-------- Extrait choisi

Vraiment ? Dans quel contexte ce genre de discrimination ont-elles lieu ?Liber a écrit :Cela peut aussi se produire dans l'autre sens : lorsqu'un type considère que quelqu'un de (trop) viril est un homme de Néandertal, c'est aussi clairement discriminatoire. Seulement, on ne retient que la discrimination à l'égard des plus efféminés.
Jamais je n'ai entendu dire "Cet homme est trop viril", ou bien "Cette femme est trop féminine". Au contraire, j'ai l'impression que du point de vue général (c'est-à-dire hétérocentré), la virilité est toujours saluée chez les mecs, idem pour la féminité chez les filles. Je ne dis pas que c'est une bonne chose ni une mauvaise chose : c'est un constat.
Ce qui me chiffonne, c'est que tu sembles voir le genre comme binaire uniquement (virilité/féminité). Or il existe une myriade de subtilités : il existe autre chose que des hommes virils, des hommes féminins, des femmes féminines ou des femmes viriles (et ce, indépendamment de leur orientation sexuelle). La plupart des gens ne sont pas à une extrémité de l'échelle. Ton raisonnement est vieux comme le monde : chacun à sa place et les "repères" ne seront pas ébranlés. Pourtant, si on enlève ses oeillères, on constate qu'en réalité, le genre est multiple.Liber a écrit :L'essentiel de mon message résidait dans le fait que l'on a besoin de repères pour avoir de l'estime pour soi et pour les autres. Dès que l'on parle de "virilité" ou de "féminité", il faut arrêter de tirer à boulets rouges. Il n'y a rien de cliché ou de discriminatoire de dire qu'untel est viril et l'autre pas.
Pour la question de la perception du genre, Kefka l'a très bien expliqué juste avant moi.

----------------
-------- Données enregistrées

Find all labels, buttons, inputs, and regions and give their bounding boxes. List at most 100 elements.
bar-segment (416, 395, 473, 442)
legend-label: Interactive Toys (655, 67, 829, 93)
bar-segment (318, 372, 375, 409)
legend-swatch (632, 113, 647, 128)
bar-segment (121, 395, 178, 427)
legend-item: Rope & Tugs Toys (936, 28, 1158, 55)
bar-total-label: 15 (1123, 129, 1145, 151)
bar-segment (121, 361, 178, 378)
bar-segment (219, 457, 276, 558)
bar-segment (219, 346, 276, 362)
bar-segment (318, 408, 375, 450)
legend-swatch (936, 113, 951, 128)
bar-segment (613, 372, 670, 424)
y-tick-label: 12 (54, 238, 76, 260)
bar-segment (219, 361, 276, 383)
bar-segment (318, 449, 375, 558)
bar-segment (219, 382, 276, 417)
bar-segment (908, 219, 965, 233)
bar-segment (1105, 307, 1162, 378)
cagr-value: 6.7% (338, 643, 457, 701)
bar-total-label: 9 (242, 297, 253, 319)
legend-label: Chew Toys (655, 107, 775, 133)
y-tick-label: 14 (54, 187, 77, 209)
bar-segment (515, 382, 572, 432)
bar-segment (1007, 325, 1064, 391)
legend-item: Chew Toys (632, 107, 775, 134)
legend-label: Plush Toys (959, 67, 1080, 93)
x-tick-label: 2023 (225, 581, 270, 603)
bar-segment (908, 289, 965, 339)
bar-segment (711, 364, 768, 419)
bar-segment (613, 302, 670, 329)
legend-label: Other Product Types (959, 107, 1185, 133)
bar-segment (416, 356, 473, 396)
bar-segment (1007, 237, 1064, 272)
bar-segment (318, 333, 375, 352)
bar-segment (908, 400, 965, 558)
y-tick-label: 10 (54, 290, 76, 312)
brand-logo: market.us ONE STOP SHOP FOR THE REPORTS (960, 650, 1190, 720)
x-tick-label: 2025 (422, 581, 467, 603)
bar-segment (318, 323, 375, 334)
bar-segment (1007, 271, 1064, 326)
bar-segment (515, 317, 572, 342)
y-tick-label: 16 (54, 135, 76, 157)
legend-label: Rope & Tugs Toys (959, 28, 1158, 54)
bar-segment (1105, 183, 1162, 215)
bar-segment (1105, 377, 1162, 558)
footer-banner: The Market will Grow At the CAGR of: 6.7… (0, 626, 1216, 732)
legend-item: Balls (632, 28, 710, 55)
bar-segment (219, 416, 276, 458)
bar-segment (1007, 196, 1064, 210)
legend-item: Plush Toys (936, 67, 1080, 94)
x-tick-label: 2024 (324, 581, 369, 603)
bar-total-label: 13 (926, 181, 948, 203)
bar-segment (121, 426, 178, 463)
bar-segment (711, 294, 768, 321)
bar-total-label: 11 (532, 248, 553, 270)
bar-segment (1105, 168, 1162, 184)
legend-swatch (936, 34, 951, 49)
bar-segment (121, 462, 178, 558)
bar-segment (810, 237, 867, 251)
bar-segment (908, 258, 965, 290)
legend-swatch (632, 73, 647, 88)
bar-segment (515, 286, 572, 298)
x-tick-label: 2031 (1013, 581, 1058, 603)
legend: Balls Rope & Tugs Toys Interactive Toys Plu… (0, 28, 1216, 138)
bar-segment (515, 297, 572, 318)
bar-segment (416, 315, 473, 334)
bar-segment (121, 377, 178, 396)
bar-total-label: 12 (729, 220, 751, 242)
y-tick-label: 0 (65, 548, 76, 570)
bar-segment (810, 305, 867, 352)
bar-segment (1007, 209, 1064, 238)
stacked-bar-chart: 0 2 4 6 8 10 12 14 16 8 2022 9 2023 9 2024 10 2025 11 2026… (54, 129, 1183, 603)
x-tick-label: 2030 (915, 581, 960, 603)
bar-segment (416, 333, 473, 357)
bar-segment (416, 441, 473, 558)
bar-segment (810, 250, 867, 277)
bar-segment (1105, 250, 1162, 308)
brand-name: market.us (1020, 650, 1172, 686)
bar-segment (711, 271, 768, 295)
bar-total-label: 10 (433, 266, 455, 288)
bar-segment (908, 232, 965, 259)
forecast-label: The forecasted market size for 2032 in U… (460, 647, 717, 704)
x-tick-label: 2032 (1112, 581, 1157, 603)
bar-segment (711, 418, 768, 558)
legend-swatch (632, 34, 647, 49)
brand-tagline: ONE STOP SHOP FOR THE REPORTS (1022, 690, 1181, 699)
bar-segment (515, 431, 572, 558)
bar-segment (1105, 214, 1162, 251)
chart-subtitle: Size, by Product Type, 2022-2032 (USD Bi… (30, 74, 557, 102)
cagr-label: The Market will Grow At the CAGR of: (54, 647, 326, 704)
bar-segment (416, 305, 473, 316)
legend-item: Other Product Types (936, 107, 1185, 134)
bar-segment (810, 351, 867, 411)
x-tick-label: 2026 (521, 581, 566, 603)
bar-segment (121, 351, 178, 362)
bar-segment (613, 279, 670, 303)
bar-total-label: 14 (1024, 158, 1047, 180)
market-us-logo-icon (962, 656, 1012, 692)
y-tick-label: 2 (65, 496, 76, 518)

----------------

**Travail demandé:**
a – Dites si chacune des affirmations suivantes s'accorde avec l'extrait en répondant par oui ou par non, et justifiez chaque réponse par les mots exacts de l'extrait.
(i) L'auteur n'a jamais entendu qualifier un homme de trop viril.
(ii) D'après l'auteur, la plupart des gens se situent à une extrémité de l'échelle.
(iii) Selon Liber, on ne retient que la discrimination envers les plus efféminés.
b – Recopiez le passage de l'extrait allant de « Vraiment ? Dans » jusqu'à « des plus efféminés. », en remplaçant « homme de Néandertal » par « homme des cavernes ».
c – Répondez brièvement aux questions suivantes d'après l'extrait.
(i) Selon Liber, de quoi a-t-on besoin pour avoir de l'estime pour soi et pour les autres ?
(ii) Du point de vue général, qu'est-ce qui est toujours salué chez les mecs, d'après l'auteur ?
(iii) Qui a très bien expliqué la question de la perception du genre juste avant l'auteur ?

**Corrigé:**
a –
(i) Oui : « Jamais je n'ai entendu dire "Cet homme est trop viril" ».
(ii) Non : « La plupart des gens ne sont pas à une extrémité de l'échelle. »
(iii) Oui : « Seulement, on ne retient que la discrimination à l'égard des plus efféminés. »

b –
Vraiment ? Dans quel contexte ce genre de discrimination ont-elles lieu ?Liber a écrit :Cela peut aussi se produire dans l'autre sens : lorsqu'un type considère que quelqu'un de (trop) viril est un homme des cavernes, c'est aussi clairement discriminatoire. Seulement, on ne retient que la discrimination à l'égard des plus efféminés.

c –
(i) De repères.
(ii) La virilité.
(iii) Kefka.